Testo di lettura
□ □ □ □
Cervinia-Breuil punta al turismo estivo

di 
Piero Carlesi
31 Luglio 2019

Si chiamava Breuil, era un alpeggio con poche baite di sasso per ospitare le mandrie che salivano dalla Valtournenche in estate in cerca di pascoli dalle erbe profumate. Era la fine dell’Ottocento. Il Breuil, dominato dal Cervino, 4478 m, era un incanto. Poi è arrivata la strada, le prime case, poi i condomini, gli alberghi, i residence, lo sci, estivo ed invernale. Breuil, ribattezzato anche Cervinia, è diventata una piccola metropoli ai piedi della Gran Becca. Lo sci ha fatto la differenza e il cemento ha occupato tutta la piana, con l’aiuto dell’asfalto.
□ □ □ □
Materiale estratto
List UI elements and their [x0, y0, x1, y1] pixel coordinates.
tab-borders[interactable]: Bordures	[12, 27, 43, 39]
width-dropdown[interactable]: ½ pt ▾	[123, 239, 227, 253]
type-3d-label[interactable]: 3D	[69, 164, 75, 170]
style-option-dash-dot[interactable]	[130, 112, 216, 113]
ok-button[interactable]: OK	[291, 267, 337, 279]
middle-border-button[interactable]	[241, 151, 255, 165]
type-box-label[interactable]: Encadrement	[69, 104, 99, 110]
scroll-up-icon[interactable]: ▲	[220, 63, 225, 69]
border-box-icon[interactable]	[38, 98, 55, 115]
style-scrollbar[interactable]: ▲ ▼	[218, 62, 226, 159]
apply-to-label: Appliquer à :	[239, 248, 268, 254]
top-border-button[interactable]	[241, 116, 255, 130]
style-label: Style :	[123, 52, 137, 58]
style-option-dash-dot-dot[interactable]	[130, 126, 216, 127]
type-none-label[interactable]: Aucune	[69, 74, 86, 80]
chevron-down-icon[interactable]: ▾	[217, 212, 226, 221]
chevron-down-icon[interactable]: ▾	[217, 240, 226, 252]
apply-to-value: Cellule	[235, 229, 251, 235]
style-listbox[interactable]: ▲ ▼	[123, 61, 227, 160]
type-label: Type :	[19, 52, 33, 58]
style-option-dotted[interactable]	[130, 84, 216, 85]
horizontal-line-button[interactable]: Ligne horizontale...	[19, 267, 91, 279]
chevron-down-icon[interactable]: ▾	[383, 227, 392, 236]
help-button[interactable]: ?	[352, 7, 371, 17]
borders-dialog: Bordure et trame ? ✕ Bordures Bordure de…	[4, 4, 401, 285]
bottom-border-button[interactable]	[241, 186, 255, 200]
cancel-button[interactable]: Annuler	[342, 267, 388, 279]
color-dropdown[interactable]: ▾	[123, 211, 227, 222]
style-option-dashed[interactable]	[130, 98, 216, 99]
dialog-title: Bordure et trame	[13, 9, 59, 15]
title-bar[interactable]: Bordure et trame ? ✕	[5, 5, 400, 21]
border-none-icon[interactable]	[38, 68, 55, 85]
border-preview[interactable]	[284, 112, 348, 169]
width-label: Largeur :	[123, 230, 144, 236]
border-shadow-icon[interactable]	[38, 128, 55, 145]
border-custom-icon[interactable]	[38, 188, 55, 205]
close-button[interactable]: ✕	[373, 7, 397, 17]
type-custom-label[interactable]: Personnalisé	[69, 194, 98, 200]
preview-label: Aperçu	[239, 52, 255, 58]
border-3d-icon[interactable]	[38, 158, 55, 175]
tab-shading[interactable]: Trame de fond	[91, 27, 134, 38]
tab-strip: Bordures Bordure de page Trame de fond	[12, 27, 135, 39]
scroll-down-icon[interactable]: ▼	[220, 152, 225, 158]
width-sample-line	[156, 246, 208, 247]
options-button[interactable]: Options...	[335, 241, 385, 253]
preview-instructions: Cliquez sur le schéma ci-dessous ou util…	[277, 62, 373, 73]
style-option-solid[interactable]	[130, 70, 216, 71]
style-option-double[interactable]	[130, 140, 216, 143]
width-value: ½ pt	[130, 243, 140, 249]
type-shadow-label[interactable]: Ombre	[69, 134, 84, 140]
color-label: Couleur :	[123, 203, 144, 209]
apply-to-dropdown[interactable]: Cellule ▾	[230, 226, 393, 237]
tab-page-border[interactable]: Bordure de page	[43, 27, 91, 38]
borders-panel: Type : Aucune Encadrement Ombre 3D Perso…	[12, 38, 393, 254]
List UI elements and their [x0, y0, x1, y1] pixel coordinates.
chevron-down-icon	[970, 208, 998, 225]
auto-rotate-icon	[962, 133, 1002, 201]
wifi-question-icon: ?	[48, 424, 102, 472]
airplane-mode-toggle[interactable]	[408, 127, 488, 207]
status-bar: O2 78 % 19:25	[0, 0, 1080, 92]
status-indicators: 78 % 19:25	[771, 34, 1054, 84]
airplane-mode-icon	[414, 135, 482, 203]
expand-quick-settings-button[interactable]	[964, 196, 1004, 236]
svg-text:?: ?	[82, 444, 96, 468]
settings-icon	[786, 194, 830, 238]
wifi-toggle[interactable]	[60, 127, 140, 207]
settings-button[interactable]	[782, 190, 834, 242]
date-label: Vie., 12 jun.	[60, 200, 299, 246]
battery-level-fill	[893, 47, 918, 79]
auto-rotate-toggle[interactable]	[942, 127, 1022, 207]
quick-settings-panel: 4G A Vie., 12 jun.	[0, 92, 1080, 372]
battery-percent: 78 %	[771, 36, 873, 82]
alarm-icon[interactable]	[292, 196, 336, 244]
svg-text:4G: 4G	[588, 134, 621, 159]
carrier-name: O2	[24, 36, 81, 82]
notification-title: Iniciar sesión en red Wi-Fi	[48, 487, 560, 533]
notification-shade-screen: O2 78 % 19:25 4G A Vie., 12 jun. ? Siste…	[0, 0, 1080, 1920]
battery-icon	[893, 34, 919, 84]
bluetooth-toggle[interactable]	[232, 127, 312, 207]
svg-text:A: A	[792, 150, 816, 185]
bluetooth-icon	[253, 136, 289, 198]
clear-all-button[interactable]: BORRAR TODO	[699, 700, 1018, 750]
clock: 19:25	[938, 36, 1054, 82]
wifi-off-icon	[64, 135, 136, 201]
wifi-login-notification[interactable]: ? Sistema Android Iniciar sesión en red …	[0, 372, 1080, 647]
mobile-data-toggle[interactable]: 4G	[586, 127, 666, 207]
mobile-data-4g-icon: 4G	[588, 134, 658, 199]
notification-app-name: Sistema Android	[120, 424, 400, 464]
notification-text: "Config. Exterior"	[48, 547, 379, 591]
□ □ □ □
Svolgi le attività
a – Per favore, indica se queste affermazioni concordano con il testo su Cervinia-Breuil, rispondendo sì o no e citando le parole decisive: (i) alla fine dell’Ottocento il Breuil era un alpeggio con poche baite di sasso; (ii) il Cervino raggiunge i 4478 m; (iii) il cemento ha coperto soltanto una parte della piana.
b – Prosegui il testo su Cervinia-Breuil a partire dalla sua ultima frase.
Gli elementi raccolti non servono per nessuna delle attività.

Risposte in ordine
a –
(i) Sì: «era un alpeggio con poche baite di sasso» e «Era la fine dell’Ottocento.»
(ii) Sì: «dominato dal Cervino, 4478 m».
(iii) No: «il cemento ha occupato tutta la piana».

b –
Erano gli anni del boom e le coscienze ambientali erano di là da venire. Nonostante alcuni edifici formati da grandi architetti come Mollino, Cervinia-Breuil è diventata per l’immaginario collettivo come non si deve aggredire la montagna, come l’ambiente vada comunque rispettato e non sfruttato in questo modo.
 
Da molti anni il Breuil d’inverno è una delle località sciistiche al top: alberghi pieni, funivie e cabinovie prese d’assalto per intere settimane dal turismo internazionale. Soprattutto inglesi, ma anche tedeschi, olandesi, russi e altri dell’Europa dell’Est. Plateau Rosa e il collegamento con Zermatt proprio dietro l’angolo fa la differenza. Per di più, a breve, cioè l’anno prossimo, la telecabina svizzera che unirà il Piccolo Cervino col Plateau Rosa permetterà al turista di andare e venire in poche ore dal Breuil a Zermatt. Un carosello fantastico valorizzato da un panorama unico al mondo, tra Cervino e Monte Rosa.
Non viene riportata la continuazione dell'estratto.